**What the task asks:**
Say how many lines contain "ntjärnen", using only the number.

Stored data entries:
— Begin —

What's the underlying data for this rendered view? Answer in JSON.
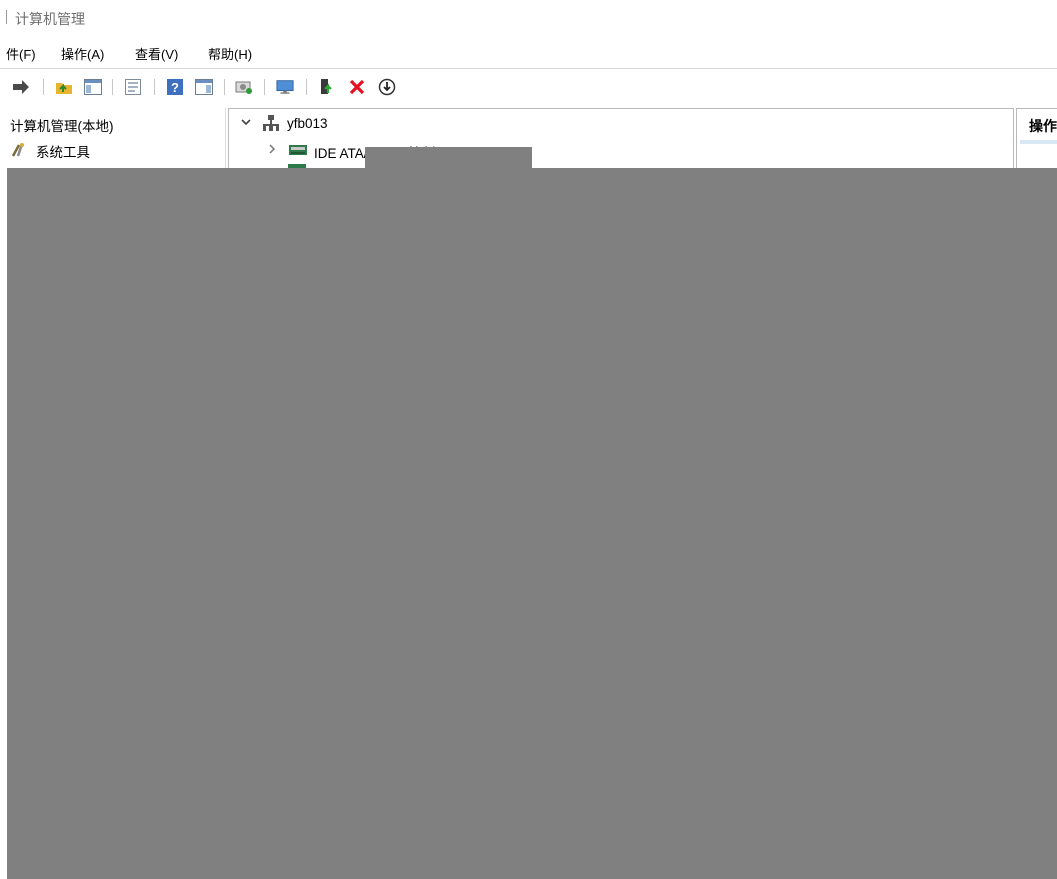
{
  "window": {
    "title": "计算机管理"
  },
  "menu": {
    "items": [
      "件(F)",
      "操作(A)",
      "查看(V)",
      "帮助(H)"
    ]
  },
  "toolbar": {
    "icons": [
      "forward-arrow-icon",
      "up-folder-icon",
      "show-hide-console-tree-icon",
      "properties-icon",
      "help-icon",
      "show-hide-action-pane-icon",
      "scan-hardware-icon",
      "monitor-icon",
      "update-driver-icon",
      "uninstall-icon",
      "disable-device-icon"
    ]
  },
  "left_tree": {
    "root": "计算机管理(本地)",
    "items": [
      "系统工具"
    ]
  },
  "device_tree": {
    "computer": "yfb013",
    "nodes": [
      "IDE ATA/ATAPI 控制器"
    ]
  },
  "actions_pane": {
    "header": "操作"
  },
  "colors": {
    "overlay": "#808080",
    "delete_red": "#e81123"
  }
}
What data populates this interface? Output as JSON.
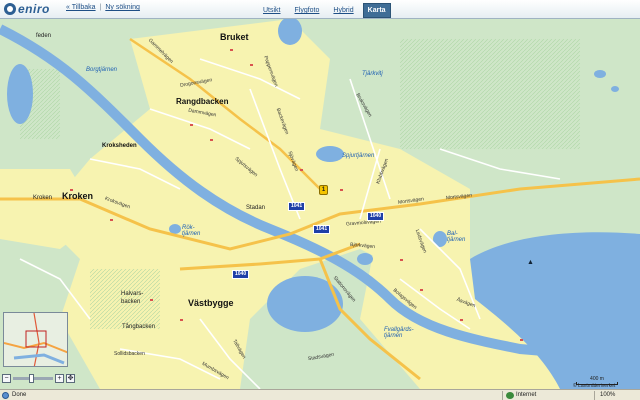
{
  "brand": {
    "logo_text": "eniro"
  },
  "topbar": {
    "back_label": "« Tillbaka",
    "separator": "|",
    "new_search_label": "Ny sökning",
    "tabs": [
      {
        "label": "Utsikt",
        "active": false
      },
      {
        "label": "Flygfoto",
        "active": false
      },
      {
        "label": "Hybrid",
        "active": false
      },
      {
        "label": "Karta",
        "active": true
      }
    ]
  },
  "map": {
    "places": {
      "bruket": "Bruket",
      "rangdbacken": "Rangdbacken",
      "kroksheden": "Kroksheden",
      "kroken": "Kroken",
      "kroken_small": "Kroken",
      "stadan": "Stadan",
      "vastbygge": "Västbygge",
      "halvars": "Halvars-",
      "halvars2": "backen",
      "tangbacken": "Tångbacken",
      "feden": "feden",
      "sollidsbacken": "Sollidsbacken"
    },
    "water": {
      "borgtjarnen": "Borgtjärnen",
      "tjarkvitj": "Tjärkvitj",
      "spjurtjarnen": "Spjurtjärnen",
      "rok_tjarnen": "Rök-\ntjärnen",
      "bal_tjarnen": "Bal-\ntjärnen",
      "fvallsjarnen": "Fvallgärds-\ntjärnen"
    },
    "roads": {
      "r1": "Drogonsvägen",
      "r2": "Pappersvägen",
      "r3": "Dammvägen",
      "r4": "Spjutsvägen",
      "r5": "Mortsvägen",
      "r6": "Gravmolsvägen",
      "r7": "Björkvägen",
      "r8": "Bruksvägen",
      "r9": "Backevägen",
      "r10": "Sjövägen",
      "r11": "Klubbvägen",
      "r12": "Ledsvägen",
      "r13": "Mortsvägen",
      "r14": "Stationsvägen",
      "r15": "Stadsvägen",
      "r16": "Tallvägen",
      "r17": "Kroksvägen",
      "r18": "Mumbsvägen",
      "r19": "Bolagsvägen",
      "r20": "Åsvägen",
      "r21": "Gammelvägen"
    },
    "shields": [
      "1041",
      "1041",
      "1040",
      "1040"
    ],
    "marker_label": "1",
    "scale_label": "400 m",
    "copyright": "© Lantmäteriverket"
  },
  "statusbar": {
    "left": "Done",
    "zone": "Internet",
    "zoom": "100%"
  },
  "colors": {
    "land": "#cfe6c8",
    "urban": "#f7f3b0",
    "water": "#7fb0e0",
    "road_major": "#f5c24a",
    "road_minor": "#ffffff",
    "accent": "#3f6d96"
  }
}
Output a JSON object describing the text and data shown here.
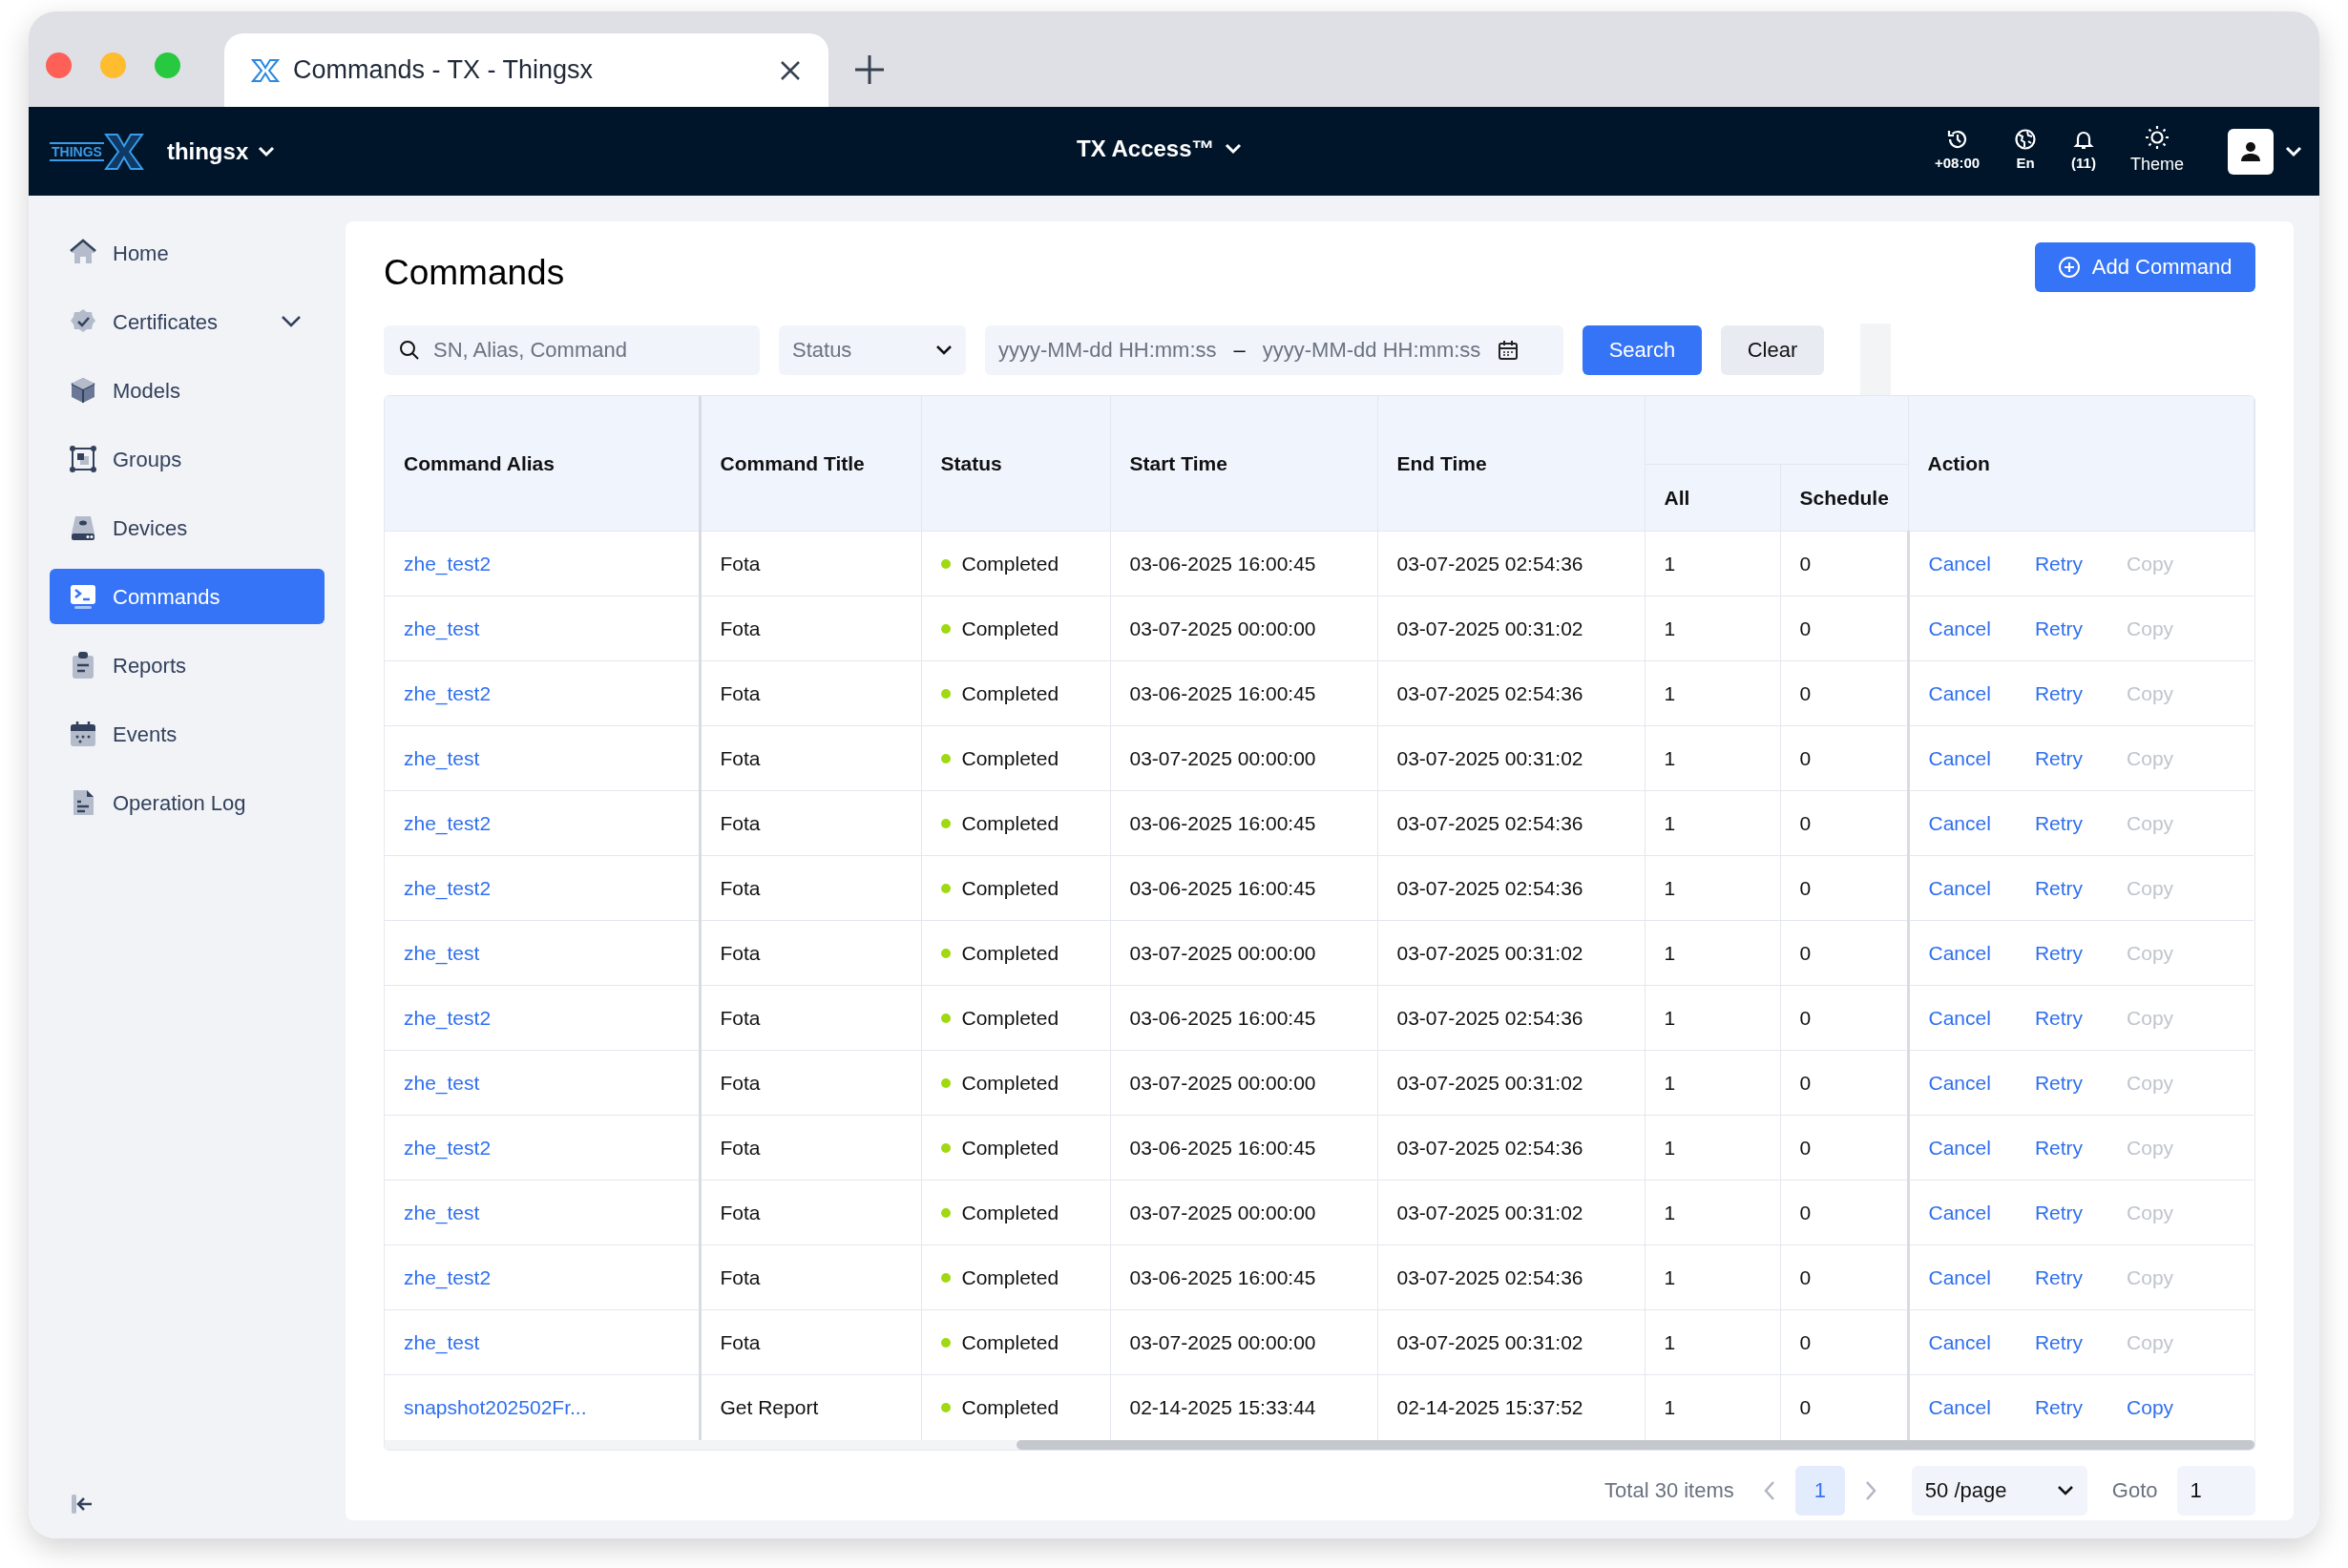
{
  "browser": {
    "tab_title": "Commands - TX - Thingsx"
  },
  "top_nav": {
    "logo_text": "THINGS",
    "workspace": "thingsx",
    "product": "TX Access™",
    "tools": [
      {
        "kind": "timezone",
        "label": "+08:00"
      },
      {
        "kind": "language",
        "label": "En"
      },
      {
        "kind": "notifications",
        "label": "(11)"
      },
      {
        "kind": "theme",
        "label": "Theme"
      }
    ]
  },
  "sidebar": {
    "items": [
      {
        "kind": "home",
        "label": "Home",
        "selected": false,
        "expandable": false
      },
      {
        "kind": "certificate",
        "label": "Certificates",
        "selected": false,
        "expandable": true
      },
      {
        "kind": "cube",
        "label": "Models",
        "selected": false,
        "expandable": false
      },
      {
        "kind": "group",
        "label": "Groups",
        "selected": false,
        "expandable": false
      },
      {
        "kind": "device",
        "label": "Devices",
        "selected": false,
        "expandable": false
      },
      {
        "kind": "terminal",
        "label": "Commands",
        "selected": true,
        "expandable": false
      },
      {
        "kind": "clipboard",
        "label": "Reports",
        "selected": false,
        "expandable": false
      },
      {
        "kind": "calendar",
        "label": "Events",
        "selected": false,
        "expandable": false
      },
      {
        "kind": "document",
        "label": "Operation Log",
        "selected": false,
        "expandable": false
      }
    ]
  },
  "page": {
    "title": "Commands",
    "add_button": "Add Command"
  },
  "filters": {
    "search_placeholder": "SN, Alias, Command",
    "status_placeholder": "Status",
    "start_placeholder": "yyyy-MM-dd HH:mm:ss",
    "separator": "–",
    "end_placeholder": "yyyy-MM-dd HH:mm:ss",
    "search_button": "Search",
    "clear_button": "Clear"
  },
  "table": {
    "columns": [
      {
        "label": "Command Alias"
      },
      {
        "label": "Command Title"
      },
      {
        "label": "Status"
      },
      {
        "label": "Start Time"
      },
      {
        "label": "End Time"
      },
      {
        "children": [
          "All",
          "Schedule"
        ]
      },
      {
        "label": "Action"
      }
    ],
    "rows": [
      {
        "alias": "zhe_test2",
        "title": "Fota",
        "status": "Completed",
        "color": "#a0d911",
        "start": "03-06-2025 16:00:45",
        "end": "03-07-2025 02:54:36",
        "all": "1",
        "schedule": "0",
        "actions": [
          {
            "label": "Cancel",
            "disabled": false
          },
          {
            "label": "Retry",
            "disabled": false
          },
          {
            "label": "Copy",
            "disabled": true
          }
        ]
      },
      {
        "alias": "zhe_test",
        "title": "Fota",
        "status": "Completed",
        "color": "#a0d911",
        "start": "03-07-2025 00:00:00",
        "end": "03-07-2025 00:31:02",
        "all": "1",
        "schedule": "0",
        "actions": [
          {
            "label": "Cancel",
            "disabled": false
          },
          {
            "label": "Retry",
            "disabled": false
          },
          {
            "label": "Copy",
            "disabled": true
          }
        ]
      },
      {
        "alias": "zhe_test2",
        "title": "Fota",
        "status": "Completed",
        "color": "#a0d911",
        "start": "03-06-2025 16:00:45",
        "end": "03-07-2025 02:54:36",
        "all": "1",
        "schedule": "0",
        "actions": [
          {
            "label": "Cancel",
            "disabled": false
          },
          {
            "label": "Retry",
            "disabled": false
          },
          {
            "label": "Copy",
            "disabled": true
          }
        ]
      },
      {
        "alias": "zhe_test",
        "title": "Fota",
        "status": "Completed",
        "color": "#a0d911",
        "start": "03-07-2025 00:00:00",
        "end": "03-07-2025 00:31:02",
        "all": "1",
        "schedule": "0",
        "actions": [
          {
            "label": "Cancel",
            "disabled": false
          },
          {
            "label": "Retry",
            "disabled": false
          },
          {
            "label": "Copy",
            "disabled": true
          }
        ]
      },
      {
        "alias": "zhe_test2",
        "title": "Fota",
        "status": "Completed",
        "color": "#a0d911",
        "start": "03-06-2025 16:00:45",
        "end": "03-07-2025 02:54:36",
        "all": "1",
        "schedule": "0",
        "actions": [
          {
            "label": "Cancel",
            "disabled": false
          },
          {
            "label": "Retry",
            "disabled": false
          },
          {
            "label": "Copy",
            "disabled": true
          }
        ]
      },
      {
        "alias": "zhe_test2",
        "title": "Fota",
        "status": "Completed",
        "color": "#a0d911",
        "start": "03-06-2025 16:00:45",
        "end": "03-07-2025 02:54:36",
        "all": "1",
        "schedule": "0",
        "actions": [
          {
            "label": "Cancel",
            "disabled": false
          },
          {
            "label": "Retry",
            "disabled": false
          },
          {
            "label": "Copy",
            "disabled": true
          }
        ]
      },
      {
        "alias": "zhe_test",
        "title": "Fota",
        "status": "Completed",
        "color": "#a0d911",
        "start": "03-07-2025 00:00:00",
        "end": "03-07-2025 00:31:02",
        "all": "1",
        "schedule": "0",
        "actions": [
          {
            "label": "Cancel",
            "disabled": false
          },
          {
            "label": "Retry",
            "disabled": false
          },
          {
            "label": "Copy",
            "disabled": true
          }
        ]
      },
      {
        "alias": "zhe_test2",
        "title": "Fota",
        "status": "Completed",
        "color": "#a0d911",
        "start": "03-06-2025 16:00:45",
        "end": "03-07-2025 02:54:36",
        "all": "1",
        "schedule": "0",
        "actions": [
          {
            "label": "Cancel",
            "disabled": false
          },
          {
            "label": "Retry",
            "disabled": false
          },
          {
            "label": "Copy",
            "disabled": true
          }
        ]
      },
      {
        "alias": "zhe_test",
        "title": "Fota",
        "status": "Completed",
        "color": "#a0d911",
        "start": "03-07-2025 00:00:00",
        "end": "03-07-2025 00:31:02",
        "all": "1",
        "schedule": "0",
        "actions": [
          {
            "label": "Cancel",
            "disabled": false
          },
          {
            "label": "Retry",
            "disabled": false
          },
          {
            "label": "Copy",
            "disabled": true
          }
        ]
      },
      {
        "alias": "zhe_test2",
        "title": "Fota",
        "status": "Completed",
        "color": "#a0d911",
        "start": "03-06-2025 16:00:45",
        "end": "03-07-2025 02:54:36",
        "all": "1",
        "schedule": "0",
        "actions": [
          {
            "label": "Cancel",
            "disabled": false
          },
          {
            "label": "Retry",
            "disabled": false
          },
          {
            "label": "Copy",
            "disabled": true
          }
        ]
      },
      {
        "alias": "zhe_test",
        "title": "Fota",
        "status": "Completed",
        "color": "#a0d911",
        "start": "03-07-2025 00:00:00",
        "end": "03-07-2025 00:31:02",
        "all": "1",
        "schedule": "0",
        "actions": [
          {
            "label": "Cancel",
            "disabled": false
          },
          {
            "label": "Retry",
            "disabled": false
          },
          {
            "label": "Copy",
            "disabled": true
          }
        ]
      },
      {
        "alias": "zhe_test2",
        "title": "Fota",
        "status": "Completed",
        "color": "#a0d911",
        "start": "03-06-2025 16:00:45",
        "end": "03-07-2025 02:54:36",
        "all": "1",
        "schedule": "0",
        "actions": [
          {
            "label": "Cancel",
            "disabled": false
          },
          {
            "label": "Retry",
            "disabled": false
          },
          {
            "label": "Copy",
            "disabled": true
          }
        ]
      },
      {
        "alias": "zhe_test",
        "title": "Fota",
        "status": "Completed",
        "color": "#a0d911",
        "start": "03-07-2025 00:00:00",
        "end": "03-07-2025 00:31:02",
        "all": "1",
        "schedule": "0",
        "actions": [
          {
            "label": "Cancel",
            "disabled": false
          },
          {
            "label": "Retry",
            "disabled": false
          },
          {
            "label": "Copy",
            "disabled": true
          }
        ]
      },
      {
        "alias": "snapshot202502Fr...",
        "title": "Get Report",
        "status": "Completed",
        "color": "#a0d911",
        "start": "02-14-2025 15:33:44",
        "end": "02-14-2025 15:37:52",
        "all": "1",
        "schedule": "0",
        "actions": [
          {
            "label": "Cancel",
            "disabled": false
          },
          {
            "label": "Retry",
            "disabled": false
          },
          {
            "label": "Copy",
            "disabled": false
          }
        ]
      }
    ]
  },
  "pagination": {
    "total": "Total 30 items",
    "current_page": "1",
    "page_size": "50 /page",
    "goto_label": "Goto",
    "goto_value": "1"
  }
}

— End —

**Output below:**
3